▸ **Written problem**
Extract every line that includes the string "Grilltechniken".

▸ **Provided entries**
==================================================
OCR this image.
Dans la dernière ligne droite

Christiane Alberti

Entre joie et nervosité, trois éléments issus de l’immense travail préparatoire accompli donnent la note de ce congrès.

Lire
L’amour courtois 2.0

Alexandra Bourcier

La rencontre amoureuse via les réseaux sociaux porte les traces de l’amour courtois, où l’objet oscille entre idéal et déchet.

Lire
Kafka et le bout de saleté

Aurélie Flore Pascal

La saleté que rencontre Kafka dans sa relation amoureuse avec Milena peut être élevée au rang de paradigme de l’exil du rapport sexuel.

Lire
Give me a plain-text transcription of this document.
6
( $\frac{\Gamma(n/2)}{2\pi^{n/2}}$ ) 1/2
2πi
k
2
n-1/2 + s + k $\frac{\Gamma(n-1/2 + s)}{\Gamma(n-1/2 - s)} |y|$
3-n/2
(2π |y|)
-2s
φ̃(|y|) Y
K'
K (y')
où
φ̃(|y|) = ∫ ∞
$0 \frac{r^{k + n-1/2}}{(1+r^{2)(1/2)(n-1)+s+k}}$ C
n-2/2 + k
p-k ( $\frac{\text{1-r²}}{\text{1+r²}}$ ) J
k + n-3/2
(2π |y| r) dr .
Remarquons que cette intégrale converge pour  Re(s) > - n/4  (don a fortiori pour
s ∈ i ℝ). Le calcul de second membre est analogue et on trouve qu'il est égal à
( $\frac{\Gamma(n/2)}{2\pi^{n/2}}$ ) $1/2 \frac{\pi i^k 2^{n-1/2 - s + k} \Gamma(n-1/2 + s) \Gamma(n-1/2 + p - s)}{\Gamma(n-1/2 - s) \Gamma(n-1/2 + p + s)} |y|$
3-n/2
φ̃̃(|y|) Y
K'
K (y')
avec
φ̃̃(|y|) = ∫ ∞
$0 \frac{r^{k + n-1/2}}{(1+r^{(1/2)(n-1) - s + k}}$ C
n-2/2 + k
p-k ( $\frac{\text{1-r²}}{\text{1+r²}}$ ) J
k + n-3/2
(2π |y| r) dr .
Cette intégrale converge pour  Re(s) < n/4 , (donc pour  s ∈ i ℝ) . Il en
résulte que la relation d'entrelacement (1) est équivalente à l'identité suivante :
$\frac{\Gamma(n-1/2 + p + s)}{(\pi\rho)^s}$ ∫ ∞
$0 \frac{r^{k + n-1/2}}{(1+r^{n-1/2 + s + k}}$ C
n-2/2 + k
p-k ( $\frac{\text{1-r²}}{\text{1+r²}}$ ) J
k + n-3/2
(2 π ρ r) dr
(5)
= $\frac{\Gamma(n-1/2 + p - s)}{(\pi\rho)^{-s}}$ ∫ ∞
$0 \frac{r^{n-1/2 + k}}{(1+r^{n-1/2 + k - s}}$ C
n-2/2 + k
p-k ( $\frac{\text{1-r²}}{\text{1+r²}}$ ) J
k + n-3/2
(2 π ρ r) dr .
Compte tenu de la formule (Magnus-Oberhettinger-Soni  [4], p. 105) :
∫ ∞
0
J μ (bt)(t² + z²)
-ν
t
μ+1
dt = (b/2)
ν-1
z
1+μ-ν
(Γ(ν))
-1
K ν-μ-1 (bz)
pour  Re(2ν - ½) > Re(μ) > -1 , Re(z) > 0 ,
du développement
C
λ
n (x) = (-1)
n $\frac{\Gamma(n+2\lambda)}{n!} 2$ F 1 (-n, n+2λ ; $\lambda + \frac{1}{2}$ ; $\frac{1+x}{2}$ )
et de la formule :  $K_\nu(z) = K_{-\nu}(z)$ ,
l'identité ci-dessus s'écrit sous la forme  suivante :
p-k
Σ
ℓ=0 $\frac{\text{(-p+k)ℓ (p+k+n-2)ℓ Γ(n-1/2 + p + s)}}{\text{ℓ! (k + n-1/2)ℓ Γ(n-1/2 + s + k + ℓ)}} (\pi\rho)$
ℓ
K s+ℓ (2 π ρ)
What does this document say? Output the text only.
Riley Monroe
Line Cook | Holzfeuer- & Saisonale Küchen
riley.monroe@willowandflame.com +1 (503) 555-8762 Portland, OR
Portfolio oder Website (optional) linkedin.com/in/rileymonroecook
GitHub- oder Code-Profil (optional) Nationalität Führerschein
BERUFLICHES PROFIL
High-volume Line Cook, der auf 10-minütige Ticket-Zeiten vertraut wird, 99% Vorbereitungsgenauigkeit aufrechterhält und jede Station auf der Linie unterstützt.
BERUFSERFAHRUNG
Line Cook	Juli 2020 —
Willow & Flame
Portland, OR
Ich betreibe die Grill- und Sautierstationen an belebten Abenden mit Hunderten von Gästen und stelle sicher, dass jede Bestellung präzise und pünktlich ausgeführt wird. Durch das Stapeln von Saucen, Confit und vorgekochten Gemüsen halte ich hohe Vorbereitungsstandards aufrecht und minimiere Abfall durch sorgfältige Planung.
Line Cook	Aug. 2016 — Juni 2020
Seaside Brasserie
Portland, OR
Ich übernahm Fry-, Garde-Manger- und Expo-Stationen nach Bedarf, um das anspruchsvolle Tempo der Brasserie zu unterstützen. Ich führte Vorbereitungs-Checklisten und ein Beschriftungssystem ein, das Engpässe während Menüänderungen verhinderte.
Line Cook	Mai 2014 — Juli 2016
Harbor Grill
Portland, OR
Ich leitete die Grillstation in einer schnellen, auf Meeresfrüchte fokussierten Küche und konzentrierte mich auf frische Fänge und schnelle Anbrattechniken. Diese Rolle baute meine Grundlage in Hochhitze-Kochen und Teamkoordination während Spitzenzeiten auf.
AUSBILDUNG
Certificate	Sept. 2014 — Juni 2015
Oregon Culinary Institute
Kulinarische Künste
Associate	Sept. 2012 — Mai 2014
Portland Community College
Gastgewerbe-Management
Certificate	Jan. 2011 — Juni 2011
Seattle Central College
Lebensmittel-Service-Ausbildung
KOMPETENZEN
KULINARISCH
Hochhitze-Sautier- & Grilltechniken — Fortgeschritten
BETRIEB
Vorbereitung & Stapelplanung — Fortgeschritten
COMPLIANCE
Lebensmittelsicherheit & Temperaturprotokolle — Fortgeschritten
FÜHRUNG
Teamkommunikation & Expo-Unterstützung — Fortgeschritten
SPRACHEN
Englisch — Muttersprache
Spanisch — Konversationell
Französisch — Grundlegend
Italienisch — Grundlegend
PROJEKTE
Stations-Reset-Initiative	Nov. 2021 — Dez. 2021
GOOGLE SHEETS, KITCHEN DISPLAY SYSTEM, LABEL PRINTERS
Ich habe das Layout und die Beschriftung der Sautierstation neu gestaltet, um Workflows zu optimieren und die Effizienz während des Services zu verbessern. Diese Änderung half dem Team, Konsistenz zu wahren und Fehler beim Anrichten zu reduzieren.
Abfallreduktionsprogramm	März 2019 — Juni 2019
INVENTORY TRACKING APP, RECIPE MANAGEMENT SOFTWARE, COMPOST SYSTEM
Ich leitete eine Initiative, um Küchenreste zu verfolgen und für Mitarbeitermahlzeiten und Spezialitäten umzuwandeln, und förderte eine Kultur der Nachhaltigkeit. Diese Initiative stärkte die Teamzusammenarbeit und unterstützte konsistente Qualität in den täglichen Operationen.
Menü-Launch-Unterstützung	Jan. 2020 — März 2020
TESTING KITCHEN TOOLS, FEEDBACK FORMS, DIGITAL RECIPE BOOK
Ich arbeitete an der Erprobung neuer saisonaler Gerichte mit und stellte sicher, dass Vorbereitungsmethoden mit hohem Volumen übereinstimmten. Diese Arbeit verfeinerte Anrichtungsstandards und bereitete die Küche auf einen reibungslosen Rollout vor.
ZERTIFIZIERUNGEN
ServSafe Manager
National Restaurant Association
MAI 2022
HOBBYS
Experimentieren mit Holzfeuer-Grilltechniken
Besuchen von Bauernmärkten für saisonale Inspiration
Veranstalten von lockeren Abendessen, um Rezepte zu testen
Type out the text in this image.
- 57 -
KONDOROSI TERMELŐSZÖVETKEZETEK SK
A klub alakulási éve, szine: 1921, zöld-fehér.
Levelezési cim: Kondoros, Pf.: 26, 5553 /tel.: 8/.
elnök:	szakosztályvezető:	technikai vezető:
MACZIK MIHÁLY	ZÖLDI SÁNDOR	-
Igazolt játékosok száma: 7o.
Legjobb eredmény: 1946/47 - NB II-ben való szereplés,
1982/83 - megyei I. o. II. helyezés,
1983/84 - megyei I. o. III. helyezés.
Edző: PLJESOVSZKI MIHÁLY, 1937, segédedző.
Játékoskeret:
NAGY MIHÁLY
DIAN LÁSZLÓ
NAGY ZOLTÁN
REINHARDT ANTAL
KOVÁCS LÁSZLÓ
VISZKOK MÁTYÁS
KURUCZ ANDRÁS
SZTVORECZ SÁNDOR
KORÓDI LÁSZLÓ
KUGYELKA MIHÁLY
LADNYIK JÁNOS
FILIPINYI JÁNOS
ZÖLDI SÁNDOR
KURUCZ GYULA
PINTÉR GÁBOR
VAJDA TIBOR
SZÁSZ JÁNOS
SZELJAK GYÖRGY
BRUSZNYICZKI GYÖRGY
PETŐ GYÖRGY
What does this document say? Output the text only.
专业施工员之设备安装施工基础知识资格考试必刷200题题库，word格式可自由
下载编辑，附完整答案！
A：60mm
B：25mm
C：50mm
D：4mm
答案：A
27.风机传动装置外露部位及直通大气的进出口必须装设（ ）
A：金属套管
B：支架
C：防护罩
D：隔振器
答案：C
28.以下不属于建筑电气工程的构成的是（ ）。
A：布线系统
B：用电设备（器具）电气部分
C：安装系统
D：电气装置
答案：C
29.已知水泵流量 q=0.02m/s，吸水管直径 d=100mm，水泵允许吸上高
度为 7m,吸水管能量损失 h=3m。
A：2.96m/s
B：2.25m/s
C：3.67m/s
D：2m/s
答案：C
==================================================
▸ **Result**
Hochhitze-Sautier- & Grilltechniken — Fortgeschritten
Experimentieren mit Holzfeuer-Grilltechniken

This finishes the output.